All of the material below is to be repeated exactly.

> Supplied data:
_ _ _ _ _
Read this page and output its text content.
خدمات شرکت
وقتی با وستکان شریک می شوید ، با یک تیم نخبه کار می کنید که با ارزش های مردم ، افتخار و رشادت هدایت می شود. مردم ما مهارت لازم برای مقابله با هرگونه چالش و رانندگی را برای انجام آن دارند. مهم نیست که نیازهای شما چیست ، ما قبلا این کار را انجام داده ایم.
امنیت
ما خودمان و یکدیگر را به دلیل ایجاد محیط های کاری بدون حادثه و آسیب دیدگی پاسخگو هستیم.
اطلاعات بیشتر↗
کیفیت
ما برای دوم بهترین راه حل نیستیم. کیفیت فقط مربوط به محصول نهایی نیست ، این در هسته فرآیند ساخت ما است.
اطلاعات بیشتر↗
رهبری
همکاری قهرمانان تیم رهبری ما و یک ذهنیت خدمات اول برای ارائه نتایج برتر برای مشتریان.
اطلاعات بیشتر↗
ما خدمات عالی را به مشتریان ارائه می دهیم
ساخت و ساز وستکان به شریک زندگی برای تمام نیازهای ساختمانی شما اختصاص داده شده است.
_ _ _ _ _
> Exercise response:
Read this page and output its text content.
خدمات شرکت
وقتی با وستکان شریک می شوید ، با یک تیم نخبه کار می کنید که با ارزش های مردم ، افتخار و رشادت هدایت می شود. مردم ما مهارت لازم برای مقابله با هرگونه چالش و رانندگی را برای انجام آن دارند. مهم نیست که نیازهای شما چیست ، ما قبلا این کار را انجام داده ایم.
امنیت
ما خودمان و یکدیگر را به دلیل ایجاد محیط های کاری بدون حادثه و آسیب دیدگی پاسخگو هستیم.
اطلاعات بیشتر↗
کیفیت
ما برای دوم بهترین راه حل نیستیم. کیفیت فقط مربوط به محصول نهایی نیست ، این در هسته فرآیند ساخت ما است.
اطلاعات بیشتر↗
رهبری
همکاری قهرمانان تیم رهبری ما و یک ذهنیت خدمات اول برای ارائه نتایج برتر برای مشتریان.
اطلاعات بیشتر↗
ما خدمات عالی را به مشتریان ارائه می دهیم
ساخت و ساز وستکان به شریک زندگی برای تمام نیازهای ساختمانی شما اختصاص داده شده است.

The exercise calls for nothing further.